» **Written request**
Would you repeat the listing exactly but omit every picture?

» **Part of a data file**
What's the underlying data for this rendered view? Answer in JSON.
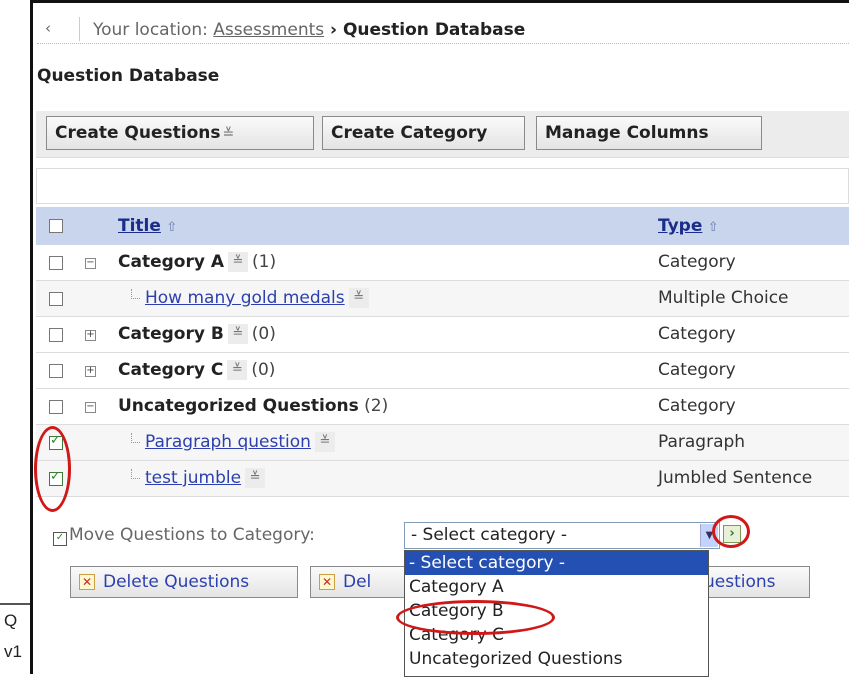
{
  "external": {
    "line1": "Q",
    "line2": "v1"
  },
  "breadcrumb": {
    "back_label": "‹",
    "prefix": "Your location: ",
    "link": "Assessments",
    "separator": " › ",
    "current": "Question Database"
  },
  "page": {
    "title": "Question Database"
  },
  "toolbar": {
    "create_questions": "Create Questions",
    "create_category": "Create Category",
    "manage_columns": "Manage Columns"
  },
  "table": {
    "header": {
      "title": "Title",
      "type": "Type",
      "sort_icon": "⇧"
    },
    "rows": [
      {
        "name": "Category A",
        "count": "(1)",
        "type": "Category"
      },
      {
        "name": "How many gold medals",
        "type": "Multiple Choice"
      },
      {
        "name": "Category B",
        "count": "(0)",
        "type": "Category"
      },
      {
        "name": "Category C",
        "count": "(0)",
        "type": "Category"
      },
      {
        "name": "Uncategorized Questions",
        "count": "(2)",
        "type": "Category"
      },
      {
        "name": "Paragraph question",
        "type": "Paragraph",
        "checked": true
      },
      {
        "name": "test jumble",
        "type": "Jumbled Sentence",
        "checked": true
      }
    ]
  },
  "move": {
    "label": "Move Questions to Category:",
    "selected": "- Select category -",
    "go_label": "›"
  },
  "actions": {
    "delete_questions": "Delete Questions",
    "delete_partial": "Del",
    "questions_partial": "uestions"
  },
  "dropdown": {
    "options": [
      "- Select category -",
      "Category A",
      "Category B",
      "Category C",
      "Uncategorized Questions"
    ]
  },
  "icons": {
    "menu": "context-menu-icon",
    "sort": "sort-ascending-icon",
    "expand": "tree-expand-icon",
    "collapse": "tree-collapse-icon",
    "delete": "delete-icon",
    "go": "go-arrow-icon",
    "move": "move-checkbox-icon"
  },
  "colors": {
    "annotation": "#d01818",
    "header_bg": "#c9d5ec",
    "link": "#2b3fb0",
    "selected_option": "#2450b4"
  }
}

» **Response to this task**
What's the underlying data for this rendered view? Answer in JSON.
{
  "external": {
    "line1": "Q",
    "line2": "v1"
  },
  "breadcrumb": {
    "back_label": "‹",
    "prefix": "Your location: ",
    "link": "Assessments",
    "separator": " › ",
    "current": "Question Database"
  },
  "page": {
    "title": "Question Database"
  },
  "toolbar": {
    "create_questions": "Create Questions",
    "create_category": "Create Category",
    "manage_columns": "Manage Columns"
  },
  "table": {
    "header": {
      "title": "Title",
      "type": "Type",
      "sort_icon": "⇧"
    },
    "rows": [
      {
        "name": "Category A",
        "count": "(1)",
        "type": "Category"
      },
      {
        "name": "How many gold medals",
        "type": "Multiple Choice"
      },
      {
        "name": "Category B",
        "count": "(0)",
        "type": "Category"
      },
      {
        "name": "Category C",
        "count": "(0)",
        "type": "Category"
      },
      {
        "name": "Uncategorized Questions",
        "count": "(2)",
        "type": "Category"
      },
      {
        "name": "Paragraph question",
        "type": "Paragraph",
        "checked": true
      },
      {
        "name": "test jumble",
        "type": "Jumbled Sentence",
        "checked": true
      }
    ]
  },
  "move": {
    "label": "Move Questions to Category:",
    "selected": "- Select category -",
    "go_label": "›"
  },
  "actions": {
    "delete_questions": "Delete Questions",
    "delete_partial": "Del",
    "questions_partial": "uestions"
  },
  "dropdown": {
    "options": [
      "- Select category -",
      "Category A",
      "Category B",
      "Category C",
      "Uncategorized Questions"
    ]
  },
  "icons": {
    "menu": "context-menu-icon",
    "sort": "sort-ascending-icon",
    "expand": "tree-expand-icon",
    "collapse": "tree-collapse-icon",
    "delete": "delete-icon",
    "go": "go-arrow-icon",
    "move": "move-checkbox-icon"
  },
  "colors": {
    "annotation": "#d01818",
    "header_bg": "#c9d5ec",
    "link": "#2b3fb0",
    "selected_option": "#2450b4"
  }
}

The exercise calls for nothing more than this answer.